╭─ Data excerpts

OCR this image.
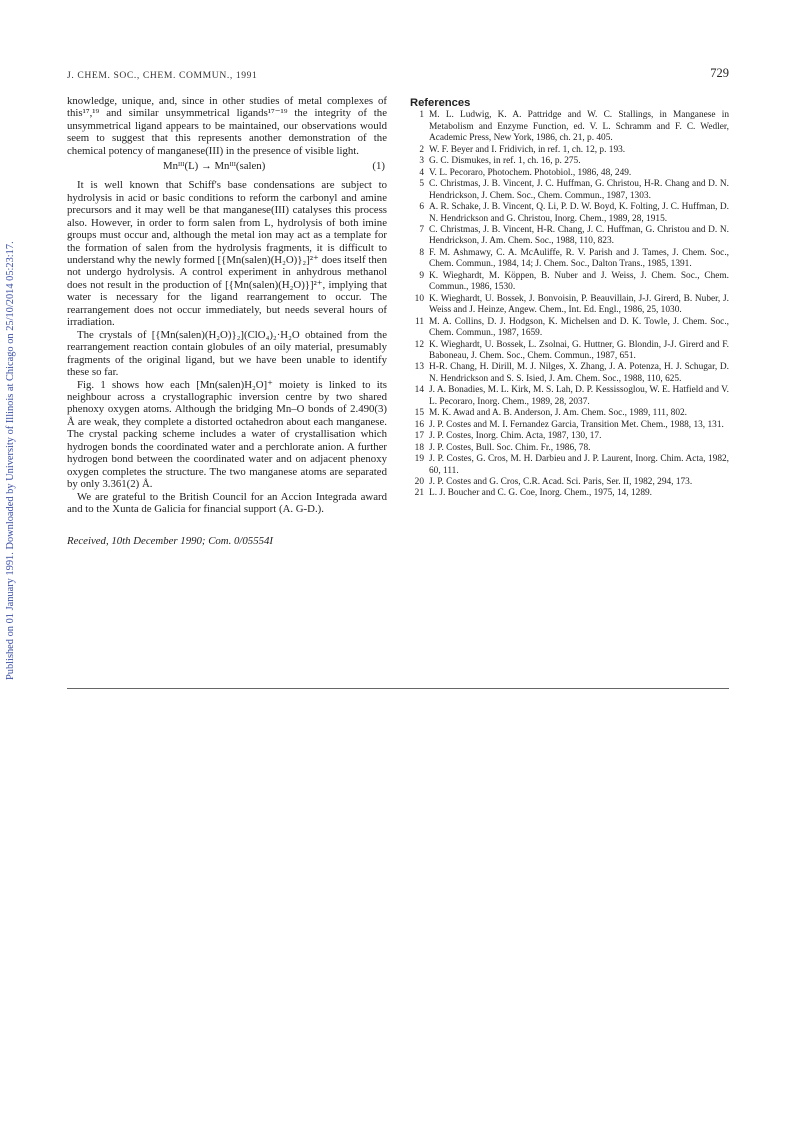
Published on 01 January 1991. Downloaded by University of Illinois at Chicago on 25/10/2014 05:23:17.
J. CHEM. SOC., CHEM. COMMUN., 1991	729

knowledge, unique, and, since in other studies of metal complexes of this¹⁷,¹⁹ and similar unsymmetrical ligands¹⁷⁻¹⁹ the integrity of the unsymmetrical ligand appears to be maintained, our observations would seem to suggest that this represents another demonstration of the chemical potency of manganese(III) in the presence of visible light.

Mnᴵᴵᴵ(L) → Mnᴵᴵᴵ(salen)	(1)

It is well known that Schiff's base condensations are subject to hydrolysis in acid or basic conditions to reform the carbonyl and amine precursors and it may well be that manganese(III) catalyses this process also. However, in order to form salen from L, hydrolysis of both imine groups must occur and, although the metal ion may act as a template for the formation of salen from the hydrolysis fragments, it is difficult to understand why the newly formed [{Mn(salen)(H₂O)}₂]²⁺ does itself then not undergo hydrolysis. A control experiment in anhydrous methanol does not result in the production of [{Mn(salen)(H₂O)}]²⁺, implying that water is necessary for the ligand rearrangement to occur. The rearrangement does not occur immediately, but needs several hours of irradiation.

The crystals of [{Mn(salen)(H₂O)}₂](ClO₄)₂·H₂O obtained from the rearrangement reaction contain globules of an oily material, presumably fragments of the original ligand, but we have been unable to identify these so far.

Fig. 1 shows how each [Mn(salen)H₂O]⁺ moiety is linked to its neighbour across a crystallographic inversion centre by two shared phenoxy oxygen atoms. Although the bridging Mn–O bonds of 2.490(3) Å are weak, they complete a distorted octahedron about each manganese. The crystal packing scheme includes a water of crystallisation which hydrogen bonds the coordinated water and a perchlorate anion. A further hydrogen bond between the coordinated water and on adjacent phenoxy oxygen completes the structure. The two manganese atoms are separated by only 3.361(2) Å.

We are grateful to the British Council for an Accion Integrada award and to the Xunta de Galicia for financial support (A. G-D.).

Received, 10th December 1990; Com. 0/05554I

References

1 M. L. Ludwig, K. A. Pattridge and W. C. Stallings, in Manganese in Metabolism and Enzyme Function, ed. V. L. Schramm and F. C. Wedler, Academic Press, New York, 1986, ch. 21, p. 405.
2 W. F. Beyer and I. Fridivich, in ref. 1, ch. 12, p. 193.
3 G. C. Dismukes, in ref. 1, ch. 16, p. 275.
4 V. L. Pecoraro, Photochem. Photobiol., 1986, 48, 249.
5 C. Christmas, J. B. Vincent, J. C. Huffman, G. Christou, H-R. Chang and D. N. Hendrickson, J. Chem. Soc., Chem. Commun., 1987, 1303.
6 A. R. Schake, J. B. Vincent, Q. Li, P. D. W. Boyd, K. Folting, J. C. Huffman, D. N. Hendrickson and G. Christou, Inorg. Chem., 1989, 28, 1915.
7 C. Christmas, J. B. Vincent, H-R. Chang, J. C. Huffman, G. Christou and D. N. Hendrickson, J. Am. Chem. Soc., 1988, 110, 823.
8 F. M. Ashmawy, C. A. McAuliffe, R. V. Parish and J. Tames, J. Chem. Soc., Chem. Commun., 1984, 14; J. Chem. Soc., Dalton Trans., 1985, 1391.
9 K. Wieghardt, M. Köppen, B. Nuber and J. Weiss, J. Chem. Soc., Chem. Commun., 1986, 1530.
10 K. Wieghardt, U. Bossek, J. Bonvoisin, P. Beauvillain, J-J. Girerd, B. Nuber, J. Weiss and J. Heinze, Angew. Chem., Int. Ed. Engl., 1986, 25, 1030.
11 M. A. Collins, D. J. Hodgson, K. Michelsen and D. K. Towle, J. Chem. Soc., Chem. Commun., 1987, 1659.
12 K. Wieghardt, U. Bossek, L. Zsolnai, G. Huttner, G. Blondin, J-J. Girerd and F. Baboneau, J. Chem. Soc., Chem. Commun., 1987, 651.
13 H-R. Chang, H. Dirill, M. J. Nilges, X. Zhang, J. A. Potenza, H. J. Schugar, D. N. Hendrickson and S. S. Isied, J. Am. Chem. Soc., 1988, 110, 625.
14 J. A. Bonadies, M. L. Kirk, M. S. Lah, D. P. Kessissoglou, W. E. Hatfield and V. L. Pecoraro, Inorg. Chem., 1989, 28, 2037.
15 M. K. Awad and A. B. Anderson, J. Am. Chem. Soc., 1989, 111, 802.
16 J. P. Costes and M. I. Fernandez Garcia, Transition Met. Chem., 1988, 13, 131.
17 J. P. Costes, Inorg. Chim. Acta, 1987, 130, 17.
18 J. P. Costes, Bull. Soc. Chim. Fr., 1986, 78.
19 J. P. Costes, G. Cros, M. H. Darbieu and J. P. Laurent, Inorg. Chim. Acta, 1982, 60, 111.
20 J. P. Costes and G. Cros, C.R. Acad. Sci. Paris, Ser. II, 1982, 294, 173.
21 L. J. Boucher and C. G. Coe, Inorg. Chem., 1975, 14, 1289.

╰─

What this task involves »
Considering the entries above, how many lines contain "Weiss"? Give that number with nothing else.

Answer for the task »
2